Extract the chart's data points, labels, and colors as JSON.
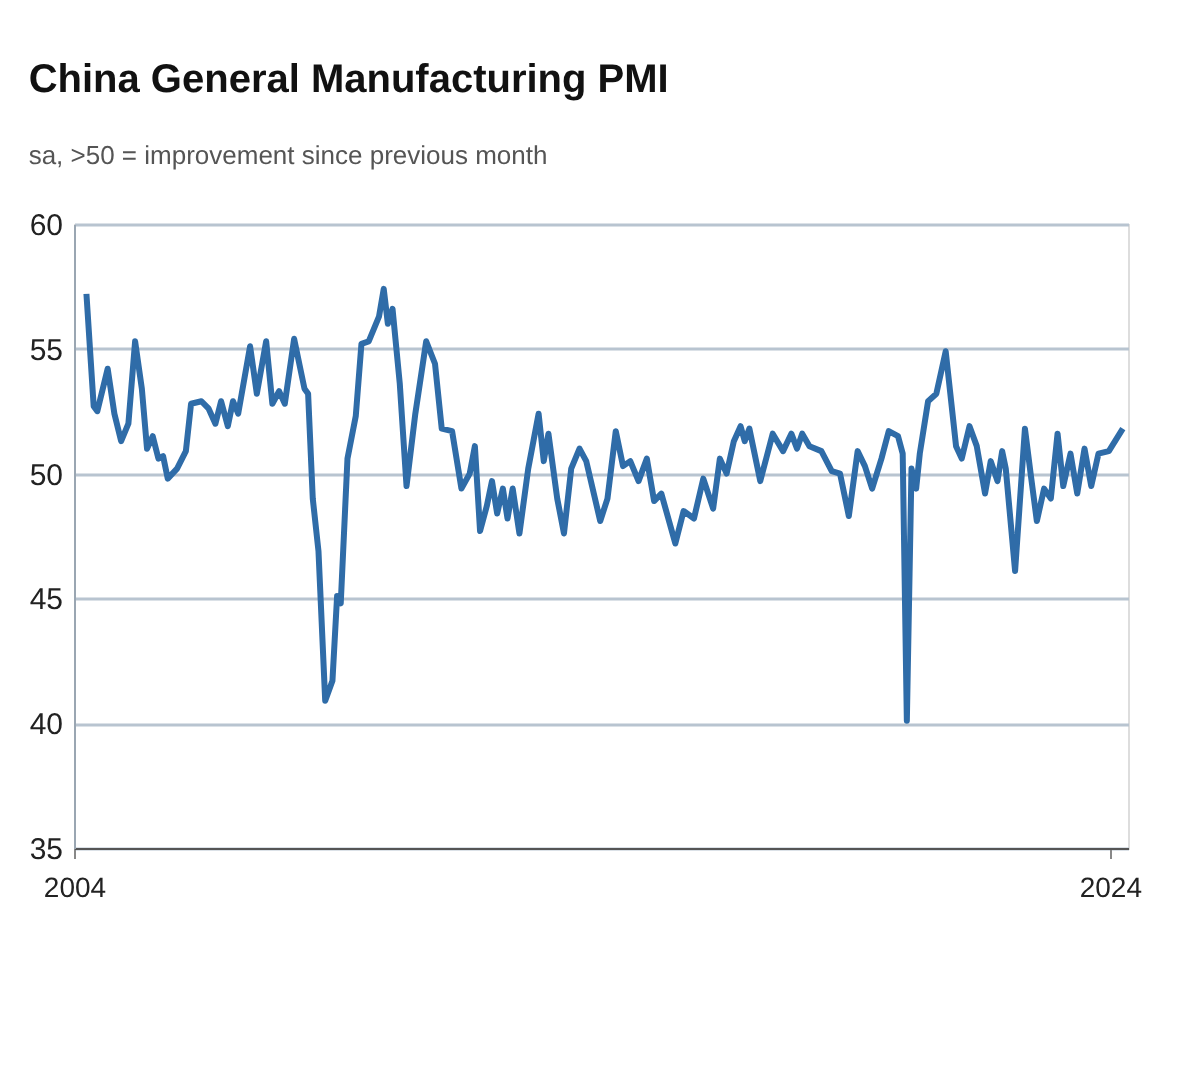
{
  "chart_data": {
    "type": "line",
    "title": "China General Manufacturing PMI",
    "subtitle": "sa, >50 = improvement since previous month",
    "x": [
      2004.24,
      2004.38,
      2004.45,
      2004.65,
      2004.78,
      2004.91,
      2005.05,
      2005.18,
      2005.31,
      2005.41,
      2005.52,
      2005.63,
      2005.72,
      2005.81,
      2005.99,
      2006.16,
      2006.26,
      2006.46,
      2006.6,
      2006.73,
      2006.84,
      2006.97,
      2007.07,
      2007.17,
      2007.4,
      2007.53,
      2007.71,
      2007.83,
      2007.96,
      2008.07,
      2008.25,
      2008.45,
      2008.52,
      2008.61,
      2008.72,
      2008.85,
      2008.99,
      2009.08,
      2009.15,
      2009.28,
      2009.44,
      2009.55,
      2009.69,
      2009.89,
      2009.98,
      2010.06,
      2010.15,
      2010.29,
      2010.42,
      2010.59,
      2010.8,
      2010.97,
      2011.1,
      2011.3,
      2011.48,
      2011.64,
      2011.74,
      2011.84,
      2011.97,
      2012.07,
      2012.17,
      2012.28,
      2012.37,
      2012.47,
      2012.6,
      2012.77,
      2012.97,
      2013.07,
      2013.16,
      2013.33,
      2013.46,
      2013.6,
      2013.76,
      2013.89,
      2014.16,
      2014.3,
      2014.46,
      2014.6,
      2014.74,
      2014.9,
      2015.06,
      2015.2,
      2015.34,
      2015.61,
      2015.77,
      2015.97,
      2016.15,
      2016.34,
      2016.47,
      2016.6,
      2016.74,
      2016.87,
      2016.95,
      2017.04,
      2017.25,
      2017.49,
      2017.69,
      2017.85,
      2017.96,
      2018.06,
      2018.2,
      2018.43,
      2018.63,
      2018.79,
      2018.96,
      2019.13,
      2019.27,
      2019.41,
      2019.59,
      2019.73,
      2019.91,
      2020.0,
      2020.08,
      2020.17,
      2020.26,
      2020.33,
      2020.49,
      2020.65,
      2020.83,
      2021.03,
      2021.14,
      2021.29,
      2021.43,
      2021.59,
      2021.7,
      2021.83,
      2021.92,
      2021.99,
      2022.17,
      2022.36,
      2022.47,
      2022.59,
      2022.73,
      2022.86,
      2022.99,
      2023.1,
      2023.24,
      2023.37,
      2023.51,
      2023.64,
      2023.78,
      2023.98,
      2024.25
    ],
    "values": [
      57.2,
      52.7,
      52.5,
      54.2,
      52.4,
      51.3,
      52.0,
      55.3,
      53.4,
      51.0,
      51.5,
      50.6,
      50.7,
      49.8,
      50.2,
      50.9,
      52.8,
      52.9,
      52.6,
      52.0,
      52.9,
      51.9,
      52.9,
      52.4,
      55.1,
      53.2,
      55.3,
      52.8,
      53.3,
      52.8,
      55.4,
      53.4,
      53.2,
      49.0,
      46.9,
      40.9,
      41.7,
      45.1,
      44.8,
      50.6,
      52.3,
      55.2,
      55.3,
      56.3,
      57.4,
      56.0,
      56.6,
      53.6,
      49.5,
      52.4,
      55.3,
      54.4,
      51.8,
      51.7,
      49.4,
      50.0,
      51.1,
      47.7,
      48.7,
      49.7,
      48.4,
      49.4,
      48.2,
      49.4,
      47.6,
      50.2,
      52.4,
      50.5,
      51.6,
      49.0,
      47.6,
      50.2,
      51.0,
      50.5,
      48.1,
      49.0,
      51.7,
      50.3,
      50.5,
      49.7,
      50.6,
      48.9,
      49.2,
      47.2,
      48.5,
      48.2,
      49.8,
      48.6,
      50.6,
      50.0,
      51.3,
      51.9,
      51.3,
      51.8,
      49.7,
      51.6,
      50.9,
      51.6,
      51.0,
      51.6,
      51.1,
      50.9,
      50.1,
      50.0,
      48.3,
      50.9,
      50.3,
      49.4,
      50.6,
      51.7,
      51.5,
      50.8,
      40.1,
      50.2,
      49.4,
      50.8,
      52.9,
      53.2,
      54.9,
      51.1,
      50.6,
      51.9,
      51.1,
      49.2,
      50.5,
      49.7,
      50.9,
      50.2,
      46.1,
      51.8,
      50.0,
      48.1,
      49.4,
      49.0,
      51.6,
      49.5,
      50.8,
      49.2,
      51.0,
      49.5,
      50.8,
      50.9,
      51.8
    ],
    "color": "#2f6ca8",
    "xlim": [
      2004,
      2024.35
    ],
    "xticks": [
      2004,
      2024
    ],
    "ylim": [
      35,
      60
    ],
    "yticks": [
      35,
      40,
      45,
      50,
      55,
      60
    ],
    "grid": "y"
  }
}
**********
## Exercise
Leaving aside the images, write out the entries above word for word.

## Full output
Extract the chart's data points, labels, and colors as JSON.
{
  "chart_data": {
    "type": "line",
    "title": "China General Manufacturing PMI",
    "subtitle": "sa, >50 = improvement since previous month",
    "x": [
      2004.24,
      2004.38,
      2004.45,
      2004.65,
      2004.78,
      2004.91,
      2005.05,
      2005.18,
      2005.31,
      2005.41,
      2005.52,
      2005.63,
      2005.72,
      2005.81,
      2005.99,
      2006.16,
      2006.26,
      2006.46,
      2006.6,
      2006.73,
      2006.84,
      2006.97,
      2007.07,
      2007.17,
      2007.4,
      2007.53,
      2007.71,
      2007.83,
      2007.96,
      2008.07,
      2008.25,
      2008.45,
      2008.52,
      2008.61,
      2008.72,
      2008.85,
      2008.99,
      2009.08,
      2009.15,
      2009.28,
      2009.44,
      2009.55,
      2009.69,
      2009.89,
      2009.98,
      2010.06,
      2010.15,
      2010.29,
      2010.42,
      2010.59,
      2010.8,
      2010.97,
      2011.1,
      2011.3,
      2011.48,
      2011.64,
      2011.74,
      2011.84,
      2011.97,
      2012.07,
      2012.17,
      2012.28,
      2012.37,
      2012.47,
      2012.6,
      2012.77,
      2012.97,
      2013.07,
      2013.16,
      2013.33,
      2013.46,
      2013.6,
      2013.76,
      2013.89,
      2014.16,
      2014.3,
      2014.46,
      2014.6,
      2014.74,
      2014.9,
      2015.06,
      2015.2,
      2015.34,
      2015.61,
      2015.77,
      2015.97,
      2016.15,
      2016.34,
      2016.47,
      2016.6,
      2016.74,
      2016.87,
      2016.95,
      2017.04,
      2017.25,
      2017.49,
      2017.69,
      2017.85,
      2017.96,
      2018.06,
      2018.2,
      2018.43,
      2018.63,
      2018.79,
      2018.96,
      2019.13,
      2019.27,
      2019.41,
      2019.59,
      2019.73,
      2019.91,
      2020.0,
      2020.08,
      2020.17,
      2020.26,
      2020.33,
      2020.49,
      2020.65,
      2020.83,
      2021.03,
      2021.14,
      2021.29,
      2021.43,
      2021.59,
      2021.7,
      2021.83,
      2021.92,
      2021.99,
      2022.17,
      2022.36,
      2022.47,
      2022.59,
      2022.73,
      2022.86,
      2022.99,
      2023.1,
      2023.24,
      2023.37,
      2023.51,
      2023.64,
      2023.78,
      2023.98,
      2024.25
    ],
    "values": [
      57.2,
      52.7,
      52.5,
      54.2,
      52.4,
      51.3,
      52.0,
      55.3,
      53.4,
      51.0,
      51.5,
      50.6,
      50.7,
      49.8,
      50.2,
      50.9,
      52.8,
      52.9,
      52.6,
      52.0,
      52.9,
      51.9,
      52.9,
      52.4,
      55.1,
      53.2,
      55.3,
      52.8,
      53.3,
      52.8,
      55.4,
      53.4,
      53.2,
      49.0,
      46.9,
      40.9,
      41.7,
      45.1,
      44.8,
      50.6,
      52.3,
      55.2,
      55.3,
      56.3,
      57.4,
      56.0,
      56.6,
      53.6,
      49.5,
      52.4,
      55.3,
      54.4,
      51.8,
      51.7,
      49.4,
      50.0,
      51.1,
      47.7,
      48.7,
      49.7,
      48.4,
      49.4,
      48.2,
      49.4,
      47.6,
      50.2,
      52.4,
      50.5,
      51.6,
      49.0,
      47.6,
      50.2,
      51.0,
      50.5,
      48.1,
      49.0,
      51.7,
      50.3,
      50.5,
      49.7,
      50.6,
      48.9,
      49.2,
      47.2,
      48.5,
      48.2,
      49.8,
      48.6,
      50.6,
      50.0,
      51.3,
      51.9,
      51.3,
      51.8,
      49.7,
      51.6,
      50.9,
      51.6,
      51.0,
      51.6,
      51.1,
      50.9,
      50.1,
      50.0,
      48.3,
      50.9,
      50.3,
      49.4,
      50.6,
      51.7,
      51.5,
      50.8,
      40.1,
      50.2,
      49.4,
      50.8,
      52.9,
      53.2,
      54.9,
      51.1,
      50.6,
      51.9,
      51.1,
      49.2,
      50.5,
      49.7,
      50.9,
      50.2,
      46.1,
      51.8,
      50.0,
      48.1,
      49.4,
      49.0,
      51.6,
      49.5,
      50.8,
      49.2,
      51.0,
      49.5,
      50.8,
      50.9,
      51.8
    ],
    "color": "#2f6ca8",
    "xlim": [
      2004,
      2024.35
    ],
    "xticks": [
      2004,
      2024
    ],
    "ylim": [
      35,
      60
    ],
    "yticks": [
      35,
      40,
      45,
      50,
      55,
      60
    ],
    "grid": "y"
  }
}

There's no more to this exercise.